Bounding box entries:
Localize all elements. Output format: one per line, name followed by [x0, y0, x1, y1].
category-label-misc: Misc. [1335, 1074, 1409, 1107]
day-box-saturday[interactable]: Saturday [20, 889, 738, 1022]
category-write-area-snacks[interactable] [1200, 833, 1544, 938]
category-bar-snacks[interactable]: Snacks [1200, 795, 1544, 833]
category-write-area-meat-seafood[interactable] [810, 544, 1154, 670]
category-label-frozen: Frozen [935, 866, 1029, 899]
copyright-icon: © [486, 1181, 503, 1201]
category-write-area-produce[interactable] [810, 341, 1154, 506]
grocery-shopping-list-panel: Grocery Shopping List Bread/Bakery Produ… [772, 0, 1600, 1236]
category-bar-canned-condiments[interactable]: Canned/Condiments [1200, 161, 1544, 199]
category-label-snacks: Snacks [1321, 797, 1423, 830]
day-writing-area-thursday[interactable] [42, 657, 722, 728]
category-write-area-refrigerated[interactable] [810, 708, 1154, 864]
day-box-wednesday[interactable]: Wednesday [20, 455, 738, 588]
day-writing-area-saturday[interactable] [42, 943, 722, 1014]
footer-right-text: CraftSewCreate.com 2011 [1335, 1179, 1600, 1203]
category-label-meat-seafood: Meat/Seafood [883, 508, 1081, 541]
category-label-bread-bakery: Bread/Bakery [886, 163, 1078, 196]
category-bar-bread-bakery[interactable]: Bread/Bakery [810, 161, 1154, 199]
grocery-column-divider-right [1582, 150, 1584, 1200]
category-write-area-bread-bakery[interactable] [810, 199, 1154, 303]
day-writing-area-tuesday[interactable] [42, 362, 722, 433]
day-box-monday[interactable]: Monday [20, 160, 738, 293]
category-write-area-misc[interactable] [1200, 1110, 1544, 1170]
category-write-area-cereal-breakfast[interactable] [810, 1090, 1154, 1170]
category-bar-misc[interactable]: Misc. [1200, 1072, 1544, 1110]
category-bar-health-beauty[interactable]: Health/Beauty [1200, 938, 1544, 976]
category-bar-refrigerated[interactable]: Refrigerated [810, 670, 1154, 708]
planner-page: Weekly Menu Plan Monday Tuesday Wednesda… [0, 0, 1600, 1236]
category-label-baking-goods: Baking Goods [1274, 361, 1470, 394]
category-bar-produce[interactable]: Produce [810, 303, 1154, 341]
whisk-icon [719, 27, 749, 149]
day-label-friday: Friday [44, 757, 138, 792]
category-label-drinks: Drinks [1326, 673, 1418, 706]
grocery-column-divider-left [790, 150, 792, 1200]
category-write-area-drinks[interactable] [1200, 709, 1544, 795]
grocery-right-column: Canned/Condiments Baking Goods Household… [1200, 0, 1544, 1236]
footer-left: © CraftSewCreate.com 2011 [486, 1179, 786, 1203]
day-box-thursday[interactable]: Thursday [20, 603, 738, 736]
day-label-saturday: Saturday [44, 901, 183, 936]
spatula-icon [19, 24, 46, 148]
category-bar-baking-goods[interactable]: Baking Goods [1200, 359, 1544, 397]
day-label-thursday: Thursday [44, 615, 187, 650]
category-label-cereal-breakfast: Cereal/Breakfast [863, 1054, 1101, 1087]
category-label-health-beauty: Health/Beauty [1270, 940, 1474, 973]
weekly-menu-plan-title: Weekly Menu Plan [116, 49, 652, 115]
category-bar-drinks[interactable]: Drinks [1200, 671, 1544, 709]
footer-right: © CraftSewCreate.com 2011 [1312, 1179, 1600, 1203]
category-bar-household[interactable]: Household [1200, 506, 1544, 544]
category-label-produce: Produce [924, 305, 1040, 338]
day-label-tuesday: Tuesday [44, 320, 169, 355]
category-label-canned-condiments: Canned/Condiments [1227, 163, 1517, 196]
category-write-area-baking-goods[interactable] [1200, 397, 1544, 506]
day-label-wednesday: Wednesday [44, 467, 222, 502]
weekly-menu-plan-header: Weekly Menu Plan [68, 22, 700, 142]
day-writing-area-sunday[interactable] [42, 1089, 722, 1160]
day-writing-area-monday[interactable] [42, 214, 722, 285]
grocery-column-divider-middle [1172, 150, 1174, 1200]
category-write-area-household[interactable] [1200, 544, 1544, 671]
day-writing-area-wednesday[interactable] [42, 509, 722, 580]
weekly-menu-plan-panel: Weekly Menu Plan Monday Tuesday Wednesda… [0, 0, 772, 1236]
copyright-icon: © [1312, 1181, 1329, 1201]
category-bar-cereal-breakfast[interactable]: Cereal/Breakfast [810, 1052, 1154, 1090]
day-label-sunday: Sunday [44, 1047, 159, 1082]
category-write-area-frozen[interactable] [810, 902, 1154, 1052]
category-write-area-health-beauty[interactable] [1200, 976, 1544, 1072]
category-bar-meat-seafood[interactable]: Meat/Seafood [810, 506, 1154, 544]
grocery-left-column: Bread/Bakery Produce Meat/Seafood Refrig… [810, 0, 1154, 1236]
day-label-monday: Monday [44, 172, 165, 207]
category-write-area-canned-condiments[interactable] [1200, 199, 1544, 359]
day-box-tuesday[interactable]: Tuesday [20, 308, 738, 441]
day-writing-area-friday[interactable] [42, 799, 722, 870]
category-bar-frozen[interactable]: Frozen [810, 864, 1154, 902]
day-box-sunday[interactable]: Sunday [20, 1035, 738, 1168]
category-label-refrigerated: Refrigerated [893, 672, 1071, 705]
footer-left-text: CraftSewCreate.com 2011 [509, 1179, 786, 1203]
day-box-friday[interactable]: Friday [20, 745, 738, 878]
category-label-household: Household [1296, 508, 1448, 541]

THE EXERCISE:
Which of the lines above contain the string "beauty"? Show each of those lines in full, treating uppercase and lowercase as different.

PROBLEM SOLUTION:
category-bar-health-beauty[interactable]: Health/Beauty [1200, 938, 1544, 976]
category-label-health-beauty: Health/Beauty [1270, 940, 1474, 973]
category-write-area-health-beauty[interactable] [1200, 976, 1544, 1072]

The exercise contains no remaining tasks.